- Provided material -
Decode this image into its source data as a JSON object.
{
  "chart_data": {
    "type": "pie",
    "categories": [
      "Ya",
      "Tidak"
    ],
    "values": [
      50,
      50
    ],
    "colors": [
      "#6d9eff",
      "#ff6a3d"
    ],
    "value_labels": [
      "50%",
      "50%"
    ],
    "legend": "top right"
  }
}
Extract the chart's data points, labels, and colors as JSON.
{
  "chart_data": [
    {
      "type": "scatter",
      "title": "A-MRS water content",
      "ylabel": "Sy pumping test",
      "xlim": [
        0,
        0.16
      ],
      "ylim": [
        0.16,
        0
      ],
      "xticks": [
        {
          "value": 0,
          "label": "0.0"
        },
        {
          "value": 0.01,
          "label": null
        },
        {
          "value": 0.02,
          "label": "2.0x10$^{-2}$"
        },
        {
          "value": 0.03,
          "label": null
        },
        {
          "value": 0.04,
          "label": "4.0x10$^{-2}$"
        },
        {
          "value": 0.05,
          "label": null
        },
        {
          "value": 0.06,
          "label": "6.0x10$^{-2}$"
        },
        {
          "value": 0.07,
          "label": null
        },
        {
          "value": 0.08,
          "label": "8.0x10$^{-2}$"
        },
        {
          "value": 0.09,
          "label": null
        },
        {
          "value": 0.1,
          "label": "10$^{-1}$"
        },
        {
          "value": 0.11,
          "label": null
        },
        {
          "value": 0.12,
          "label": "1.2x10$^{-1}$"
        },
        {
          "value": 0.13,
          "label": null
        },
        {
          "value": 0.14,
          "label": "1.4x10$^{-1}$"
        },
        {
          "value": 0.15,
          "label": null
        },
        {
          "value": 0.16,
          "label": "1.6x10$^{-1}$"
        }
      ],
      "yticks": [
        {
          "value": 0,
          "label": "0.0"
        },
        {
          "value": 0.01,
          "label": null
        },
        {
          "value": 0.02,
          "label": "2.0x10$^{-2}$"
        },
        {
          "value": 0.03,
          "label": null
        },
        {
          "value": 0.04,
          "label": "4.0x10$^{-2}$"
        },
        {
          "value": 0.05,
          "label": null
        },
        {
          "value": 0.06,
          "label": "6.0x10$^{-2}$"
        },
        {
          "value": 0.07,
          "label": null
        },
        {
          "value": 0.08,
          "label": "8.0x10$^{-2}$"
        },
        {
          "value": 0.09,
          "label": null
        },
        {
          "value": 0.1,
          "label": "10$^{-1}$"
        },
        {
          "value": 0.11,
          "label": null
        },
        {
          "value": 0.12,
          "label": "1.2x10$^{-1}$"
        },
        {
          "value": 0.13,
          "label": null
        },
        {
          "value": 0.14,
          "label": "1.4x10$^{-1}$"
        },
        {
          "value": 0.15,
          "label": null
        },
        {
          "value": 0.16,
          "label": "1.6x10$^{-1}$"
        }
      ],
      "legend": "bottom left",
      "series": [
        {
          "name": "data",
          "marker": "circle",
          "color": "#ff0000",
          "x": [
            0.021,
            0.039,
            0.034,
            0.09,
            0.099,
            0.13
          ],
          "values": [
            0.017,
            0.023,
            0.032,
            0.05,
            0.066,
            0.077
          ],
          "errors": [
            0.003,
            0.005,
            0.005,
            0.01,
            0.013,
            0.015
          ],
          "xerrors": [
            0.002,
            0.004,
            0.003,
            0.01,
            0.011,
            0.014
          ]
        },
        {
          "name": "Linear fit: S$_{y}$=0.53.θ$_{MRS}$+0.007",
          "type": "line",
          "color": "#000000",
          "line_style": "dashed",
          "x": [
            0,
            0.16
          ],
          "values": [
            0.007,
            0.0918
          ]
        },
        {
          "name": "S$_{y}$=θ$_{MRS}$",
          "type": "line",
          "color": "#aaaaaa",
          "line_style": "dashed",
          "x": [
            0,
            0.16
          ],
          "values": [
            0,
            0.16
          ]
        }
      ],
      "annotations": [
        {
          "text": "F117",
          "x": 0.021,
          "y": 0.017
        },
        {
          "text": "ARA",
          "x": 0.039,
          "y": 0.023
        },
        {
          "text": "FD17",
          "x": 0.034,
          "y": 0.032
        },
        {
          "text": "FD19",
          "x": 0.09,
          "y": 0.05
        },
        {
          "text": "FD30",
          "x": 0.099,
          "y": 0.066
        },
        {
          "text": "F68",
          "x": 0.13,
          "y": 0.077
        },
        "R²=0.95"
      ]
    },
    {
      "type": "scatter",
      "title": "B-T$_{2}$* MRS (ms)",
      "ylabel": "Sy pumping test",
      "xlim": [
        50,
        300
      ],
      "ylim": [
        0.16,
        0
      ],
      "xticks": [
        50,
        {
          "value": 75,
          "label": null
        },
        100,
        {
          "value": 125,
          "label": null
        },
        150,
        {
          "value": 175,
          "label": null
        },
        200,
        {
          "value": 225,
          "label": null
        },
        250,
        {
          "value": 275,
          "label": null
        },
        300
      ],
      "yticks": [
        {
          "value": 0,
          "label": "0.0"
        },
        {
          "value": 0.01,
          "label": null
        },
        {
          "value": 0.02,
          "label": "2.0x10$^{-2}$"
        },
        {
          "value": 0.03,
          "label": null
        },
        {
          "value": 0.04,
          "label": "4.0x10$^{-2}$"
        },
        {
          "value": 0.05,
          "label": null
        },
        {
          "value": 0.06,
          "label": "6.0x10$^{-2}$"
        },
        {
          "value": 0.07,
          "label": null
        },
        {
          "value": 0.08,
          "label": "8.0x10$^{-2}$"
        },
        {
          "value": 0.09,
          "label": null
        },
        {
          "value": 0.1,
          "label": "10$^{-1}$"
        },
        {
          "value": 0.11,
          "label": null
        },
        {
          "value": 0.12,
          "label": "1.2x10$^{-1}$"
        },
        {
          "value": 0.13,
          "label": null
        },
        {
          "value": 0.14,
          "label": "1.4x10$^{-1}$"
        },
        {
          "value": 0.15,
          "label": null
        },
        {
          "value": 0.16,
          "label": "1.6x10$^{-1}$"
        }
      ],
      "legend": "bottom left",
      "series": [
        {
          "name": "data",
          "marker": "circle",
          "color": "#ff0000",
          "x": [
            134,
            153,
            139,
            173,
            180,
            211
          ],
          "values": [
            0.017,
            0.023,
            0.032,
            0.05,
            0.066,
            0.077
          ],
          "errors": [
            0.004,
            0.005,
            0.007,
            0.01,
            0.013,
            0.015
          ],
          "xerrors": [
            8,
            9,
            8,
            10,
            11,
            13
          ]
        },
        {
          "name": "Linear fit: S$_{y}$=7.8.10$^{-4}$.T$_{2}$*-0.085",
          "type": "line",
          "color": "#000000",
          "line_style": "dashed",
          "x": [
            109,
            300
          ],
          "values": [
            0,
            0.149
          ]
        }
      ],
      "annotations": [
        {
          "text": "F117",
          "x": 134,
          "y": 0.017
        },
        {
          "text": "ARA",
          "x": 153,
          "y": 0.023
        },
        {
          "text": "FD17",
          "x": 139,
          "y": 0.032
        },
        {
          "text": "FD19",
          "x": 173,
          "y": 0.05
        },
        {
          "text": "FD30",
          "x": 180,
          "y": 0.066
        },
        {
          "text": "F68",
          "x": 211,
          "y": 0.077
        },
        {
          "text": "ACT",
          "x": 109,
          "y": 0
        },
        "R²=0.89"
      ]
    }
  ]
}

- Problem details -
Return the whole listing exactly.

- Output for this exercise -
Decode this image into its source data as a JSON object.
{
  "chart_data": {
    "type": "pie",
    "categories": [
      "Ya",
      "Tidak"
    ],
    "values": [
      50,
      50
    ],
    "colors": [
      "#6d9eff",
      "#ff6a3d"
    ],
    "value_labels": [
      "50%",
      "50%"
    ],
    "legend": "top right"
  }
}
Extract the chart's data points, labels, and colors as JSON.
{
  "chart_data": [
    {
      "type": "scatter",
      "title": "A-MRS water content",
      "ylabel": "Sy pumping test",
      "xlim": [
        0,
        0.16
      ],
      "ylim": [
        0.16,
        0
      ],
      "xticks": [
        {
          "value": 0,
          "label": "0.0"
        },
        {
          "value": 0.01,
          "label": null
        },
        {
          "value": 0.02,
          "label": "2.0x10$^{-2}$"
        },
        {
          "value": 0.03,
          "label": null
        },
        {
          "value": 0.04,
          "label": "4.0x10$^{-2}$"
        },
        {
          "value": 0.05,
          "label": null
        },
        {
          "value": 0.06,
          "label": "6.0x10$^{-2}$"
        },
        {
          "value": 0.07,
          "label": null
        },
        {
          "value": 0.08,
          "label": "8.0x10$^{-2}$"
        },
        {
          "value": 0.09,
          "label": null
        },
        {
          "value": 0.1,
          "label": "10$^{-1}$"
        },
        {
          "value": 0.11,
          "label": null
        },
        {
          "value": 0.12,
          "label": "1.2x10$^{-1}$"
        },
        {
          "value": 0.13,
          "label": null
        },
        {
          "value": 0.14,
          "label": "1.4x10$^{-1}$"
        },
        {
          "value": 0.15,
          "label": null
        },
        {
          "value": 0.16,
          "label": "1.6x10$^{-1}$"
        }
      ],
      "yticks": [
        {
          "value": 0,
          "label": "0.0"
        },
        {
          "value": 0.01,
          "label": null
        },
        {
          "value": 0.02,
          "label": "2.0x10$^{-2}$"
        },
        {
          "value": 0.03,
          "label": null
        },
        {
          "value": 0.04,
          "label": "4.0x10$^{-2}$"
        },
        {
          "value": 0.05,
          "label": null
        },
        {
          "value": 0.06,
          "label": "6.0x10$^{-2}$"
        },
        {
          "value": 0.07,
          "label": null
        },
        {
          "value": 0.08,
          "label": "8.0x10$^{-2}$"
        },
        {
          "value": 0.09,
          "label": null
        },
        {
          "value": 0.1,
          "label": "10$^{-1}$"
        },
        {
          "value": 0.11,
          "label": null
        },
        {
          "value": 0.12,
          "label": "1.2x10$^{-1}$"
        },
        {
          "value": 0.13,
          "label": null
        },
        {
          "value": 0.14,
          "label": "1.4x10$^{-1}$"
        },
        {
          "value": 0.15,
          "label": null
        },
        {
          "value": 0.16,
          "label": "1.6x10$^{-1}$"
        }
      ],
      "legend": "bottom left",
      "series": [
        {
          "name": "data",
          "marker": "circle",
          "color": "#ff0000",
          "x": [
            0.021,
            0.039,
            0.034,
            0.09,
            0.099,
            0.13
          ],
          "values": [
            0.017,
            0.023,
            0.032,
            0.05,
            0.066,
            0.077
          ],
          "errors": [
            0.003,
            0.005,
            0.005,
            0.01,
            0.013,
            0.015
          ],
          "xerrors": [
            0.002,
            0.004,
            0.003,
            0.01,
            0.011,
            0.014
          ]
        },
        {
          "name": "Linear fit: S$_{y}$=0.53.θ$_{MRS}$+0.007",
          "type": "line",
          "color": "#000000",
          "line_style": "dashed",
          "x": [
            0,
            0.16
          ],
          "values": [
            0.007,
            0.0918
          ]
        },
        {
          "name": "S$_{y}$=θ$_{MRS}$",
          "type": "line",
          "color": "#aaaaaa",
          "line_style": "dashed",
          "x": [
            0,
            0.16
          ],
          "values": [
            0,
            0.16
          ]
        }
      ],
      "annotations": [
        {
          "text": "F117",
          "x": 0.021,
          "y": 0.017
        },
        {
          "text": "ARA",
          "x": 0.039,
          "y": 0.023
        },
        {
          "text": "FD17",
          "x": 0.034,
          "y": 0.032
        },
        {
          "text": "FD19",
          "x": 0.09,
          "y": 0.05
        },
        {
          "text": "FD30",
          "x": 0.099,
          "y": 0.066
        },
        {
          "text": "F68",
          "x": 0.13,
          "y": 0.077
        },
        "R²=0.95"
      ]
    },
    {
      "type": "scatter",
      "title": "B-T$_{2}$* MRS (ms)",
      "ylabel": "Sy pumping test",
      "xlim": [
        50,
        300
      ],
      "ylim": [
        0.16,
        0
      ],
      "xticks": [
        50,
        {
          "value": 75,
          "label": null
        },
        100,
        {
          "value": 125,
          "label": null
        },
        150,
        {
          "value": 175,
          "label": null
        },
        200,
        {
          "value": 225,
          "label": null
        },
        250,
        {
          "value": 275,
          "label": null
        },
        300
      ],
      "yticks": [
        {
          "value": 0,
          "label": "0.0"
        },
        {
          "value": 0.01,
          "label": null
        },
        {
          "value": 0.02,
          "label": "2.0x10$^{-2}$"
        },
        {
          "value": 0.03,
          "label": null
        },
        {
          "value": 0.04,
          "label": "4.0x10$^{-2}$"
        },
        {
          "value": 0.05,
          "label": null
        },
        {
          "value": 0.06,
          "label": "6.0x10$^{-2}$"
        },
        {
          "value": 0.07,
          "label": null
        },
        {
          "value": 0.08,
          "label": "8.0x10$^{-2}$"
        },
        {
          "value": 0.09,
          "label": null
        },
        {
          "value": 0.1,
          "label": "10$^{-1}$"
        },
        {
          "value": 0.11,
          "label": null
        },
        {
          "value": 0.12,
          "label": "1.2x10$^{-1}$"
        },
        {
          "value": 0.13,
          "label": null
        },
        {
          "value": 0.14,
          "label": "1.4x10$^{-1}$"
        },
        {
          "value": 0.15,
          "label": null
        },
        {
          "value": 0.16,
          "label": "1.6x10$^{-1}$"
        }
      ],
      "legend": "bottom left",
      "series": [
        {
          "name": "data",
          "marker": "circle",
          "color": "#ff0000",
          "x": [
            134,
            153,
            139,
            173,
            180,
            211
          ],
          "values": [
            0.017,
            0.023,
            0.032,
            0.05,
            0.066,
            0.077
          ],
          "errors": [
            0.004,
            0.005,
            0.007,
            0.01,
            0.013,
            0.015
          ],
          "xerrors": [
            8,
            9,
            8,
            10,
            11,
            13
          ]
        },
        {
          "name": "Linear fit: S$_{y}$=7.8.10$^{-4}$.T$_{2}$*-0.085",
          "type": "line",
          "color": "#000000",
          "line_style": "dashed",
          "x": [
            109,
            300
          ],
          "values": [
            0,
            0.149
          ]
        }
      ],
      "annotations": [
        {
          "text": "F117",
          "x": 134,
          "y": 0.017
        },
        {
          "text": "ARA",
          "x": 153,
          "y": 0.023
        },
        {
          "text": "FD17",
          "x": 139,
          "y": 0.032
        },
        {
          "text": "FD19",
          "x": 173,
          "y": 0.05
        },
        {
          "text": "FD30",
          "x": 180,
          "y": 0.066
        },
        {
          "text": "F68",
          "x": 211,
          "y": 0.077
        },
        {
          "text": "ACT",
          "x": 109,
          "y": 0
        },
        "R²=0.89"
      ]
    }
  ]
}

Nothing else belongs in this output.